The task: All of the material below is to be repeated exactly.

----------

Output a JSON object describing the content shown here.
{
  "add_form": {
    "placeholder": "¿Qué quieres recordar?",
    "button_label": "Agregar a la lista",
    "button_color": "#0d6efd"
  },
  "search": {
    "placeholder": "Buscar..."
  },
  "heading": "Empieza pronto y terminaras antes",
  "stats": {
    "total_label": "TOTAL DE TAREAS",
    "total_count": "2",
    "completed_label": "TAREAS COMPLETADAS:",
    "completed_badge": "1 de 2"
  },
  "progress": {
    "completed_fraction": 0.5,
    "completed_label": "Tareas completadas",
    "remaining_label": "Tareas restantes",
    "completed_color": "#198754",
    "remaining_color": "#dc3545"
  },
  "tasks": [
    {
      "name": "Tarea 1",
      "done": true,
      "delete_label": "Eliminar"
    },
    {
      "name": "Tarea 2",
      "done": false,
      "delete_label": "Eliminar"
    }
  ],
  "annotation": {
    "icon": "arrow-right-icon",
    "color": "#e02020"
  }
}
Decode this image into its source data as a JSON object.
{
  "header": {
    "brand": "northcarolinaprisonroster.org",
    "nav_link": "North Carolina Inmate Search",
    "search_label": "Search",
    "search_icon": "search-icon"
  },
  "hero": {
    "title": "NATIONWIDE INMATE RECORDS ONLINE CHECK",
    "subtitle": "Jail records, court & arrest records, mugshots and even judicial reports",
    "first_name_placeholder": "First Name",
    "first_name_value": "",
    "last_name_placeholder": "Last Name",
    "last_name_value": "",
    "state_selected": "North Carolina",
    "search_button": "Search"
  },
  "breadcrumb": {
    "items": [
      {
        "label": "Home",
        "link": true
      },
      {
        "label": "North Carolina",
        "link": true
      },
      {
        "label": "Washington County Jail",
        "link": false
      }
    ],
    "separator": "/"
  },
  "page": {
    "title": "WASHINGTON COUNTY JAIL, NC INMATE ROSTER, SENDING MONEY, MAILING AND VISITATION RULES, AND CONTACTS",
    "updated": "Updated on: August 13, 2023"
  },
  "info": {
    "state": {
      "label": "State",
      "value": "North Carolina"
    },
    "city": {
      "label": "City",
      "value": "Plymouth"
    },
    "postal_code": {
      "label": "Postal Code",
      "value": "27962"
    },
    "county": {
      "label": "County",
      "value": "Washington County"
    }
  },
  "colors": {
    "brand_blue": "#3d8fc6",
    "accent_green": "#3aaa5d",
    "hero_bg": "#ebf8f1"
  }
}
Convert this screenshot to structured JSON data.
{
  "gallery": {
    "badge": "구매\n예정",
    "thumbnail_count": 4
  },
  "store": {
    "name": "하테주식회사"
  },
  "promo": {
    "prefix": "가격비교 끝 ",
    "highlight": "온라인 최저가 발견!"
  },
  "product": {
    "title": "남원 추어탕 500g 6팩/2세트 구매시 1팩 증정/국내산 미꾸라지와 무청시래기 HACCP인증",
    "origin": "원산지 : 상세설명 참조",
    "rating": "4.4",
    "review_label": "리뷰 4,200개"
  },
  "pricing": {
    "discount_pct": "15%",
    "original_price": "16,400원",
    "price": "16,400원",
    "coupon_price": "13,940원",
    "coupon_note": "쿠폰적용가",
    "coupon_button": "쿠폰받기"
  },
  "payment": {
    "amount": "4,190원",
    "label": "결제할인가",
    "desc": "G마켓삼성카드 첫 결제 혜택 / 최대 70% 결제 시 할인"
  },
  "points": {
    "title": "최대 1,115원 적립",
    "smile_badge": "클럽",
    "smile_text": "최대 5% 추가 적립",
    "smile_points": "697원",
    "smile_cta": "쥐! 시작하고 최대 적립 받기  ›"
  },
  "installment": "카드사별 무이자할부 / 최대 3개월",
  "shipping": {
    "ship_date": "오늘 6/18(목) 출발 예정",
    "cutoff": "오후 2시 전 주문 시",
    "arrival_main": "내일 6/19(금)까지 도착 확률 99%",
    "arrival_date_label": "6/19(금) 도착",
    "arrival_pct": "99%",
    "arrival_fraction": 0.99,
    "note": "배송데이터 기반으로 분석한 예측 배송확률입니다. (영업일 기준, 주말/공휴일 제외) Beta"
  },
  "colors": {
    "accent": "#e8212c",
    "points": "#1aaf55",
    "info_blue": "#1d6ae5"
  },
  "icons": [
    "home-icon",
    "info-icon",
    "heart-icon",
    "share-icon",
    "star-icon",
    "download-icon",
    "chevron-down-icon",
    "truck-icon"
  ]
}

----------

Complete response:
Output a JSON object describing the content shown here.
{
  "add_form": {
    "placeholder": "¿Qué quieres recordar?",
    "button_label": "Agregar a la lista",
    "button_color": "#0d6efd"
  },
  "search": {
    "placeholder": "Buscar..."
  },
  "heading": "Empieza pronto y terminaras antes",
  "stats": {
    "total_label": "TOTAL DE TAREAS",
    "total_count": "2",
    "completed_label": "TAREAS COMPLETADAS:",
    "completed_badge": "1 de 2"
  },
  "progress": {
    "completed_fraction": 0.5,
    "completed_label": "Tareas completadas",
    "remaining_label": "Tareas restantes",
    "completed_color": "#198754",
    "remaining_color": "#dc3545"
  },
  "tasks": [
    {
      "name": "Tarea 1",
      "done": true,
      "delete_label": "Eliminar"
    },
    {
      "name": "Tarea 2",
      "done": false,
      "delete_label": "Eliminar"
    }
  ],
  "annotation": {
    "icon": "arrow-right-icon",
    "color": "#e02020"
  }
}
Decode this image into its source data as a JSON object.
{
  "header": {
    "brand": "northcarolinaprisonroster.org",
    "nav_link": "North Carolina Inmate Search",
    "search_label": "Search",
    "search_icon": "search-icon"
  },
  "hero": {
    "title": "NATIONWIDE INMATE RECORDS ONLINE CHECK",
    "subtitle": "Jail records, court & arrest records, mugshots and even judicial reports",
    "first_name_placeholder": "First Name",
    "first_name_value": "",
    "last_name_placeholder": "Last Name",
    "last_name_value": "",
    "state_selected": "North Carolina",
    "search_button": "Search"
  },
  "breadcrumb": {
    "items": [
      {
        "label": "Home",
        "link": true
      },
      {
        "label": "North Carolina",
        "link": true
      },
      {
        "label": "Washington County Jail",
        "link": false
      }
    ],
    "separator": "/"
  },
  "page": {
    "title": "WASHINGTON COUNTY JAIL, NC INMATE ROSTER, SENDING MONEY, MAILING AND VISITATION RULES, AND CONTACTS",
    "updated": "Updated on: August 13, 2023"
  },
  "info": {
    "state": {
      "label": "State",
      "value": "North Carolina"
    },
    "city": {
      "label": "City",
      "value": "Plymouth"
    },
    "postal_code": {
      "label": "Postal Code",
      "value": "27962"
    },
    "county": {
      "label": "County",
      "value": "Washington County"
    }
  },
  "colors": {
    "brand_blue": "#3d8fc6",
    "accent_green": "#3aaa5d",
    "hero_bg": "#ebf8f1"
  }
}
Convert this screenshot to structured JSON data.
{
  "gallery": {
    "badge": "구매\n예정",
    "thumbnail_count": 4
  },
  "store": {
    "name": "하테주식회사"
  },
  "promo": {
    "prefix": "가격비교 끝 ",
    "highlight": "온라인 최저가 발견!"
  },
  "product": {
    "title": "남원 추어탕 500g 6팩/2세트 구매시 1팩 증정/국내산 미꾸라지와 무청시래기 HACCP인증",
    "origin": "원산지 : 상세설명 참조",
    "rating": "4.4",
    "review_label": "리뷰 4,200개"
  },
  "pricing": {
    "discount_pct": "15%",
    "original_price": "16,400원",
    "price": "16,400원",
    "coupon_price": "13,940원",
    "coupon_note": "쿠폰적용가",
    "coupon_button": "쿠폰받기"
  },
  "payment": {
    "amount": "4,190원",
    "label": "결제할인가",
    "desc": "G마켓삼성카드 첫 결제 혜택 / 최대 70% 결제 시 할인"
  },
  "points": {
    "title": "최대 1,115원 적립",
    "smile_badge": "클럽",
    "smile_text": "최대 5% 추가 적립",
    "smile_points": "697원",
    "smile_cta": "쥐! 시작하고 최대 적립 받기  ›"
  },
  "installment": "카드사별 무이자할부 / 최대 3개월",
  "shipping": {
    "ship_date": "오늘 6/18(목) 출발 예정",
    "cutoff": "오후 2시 전 주문 시",
    "arrival_main": "내일 6/19(금)까지 도착 확률 99%",
    "arrival_date_label": "6/19(금) 도착",
    "arrival_pct": "99%",
    "arrival_fraction": 0.99,
    "note": "배송데이터 기반으로 분석한 예측 배송확률입니다. (영업일 기준, 주말/공휴일 제외) Beta"
  },
  "colors": {
    "accent": "#e8212c",
    "points": "#1aaf55",
    "info_blue": "#1d6ae5"
  },
  "icons": [
    "home-icon",
    "info-icon",
    "heart-icon",
    "share-icon",
    "star-icon",
    "download-icon",
    "chevron-down-icon",
    "truck-icon"
  ]
}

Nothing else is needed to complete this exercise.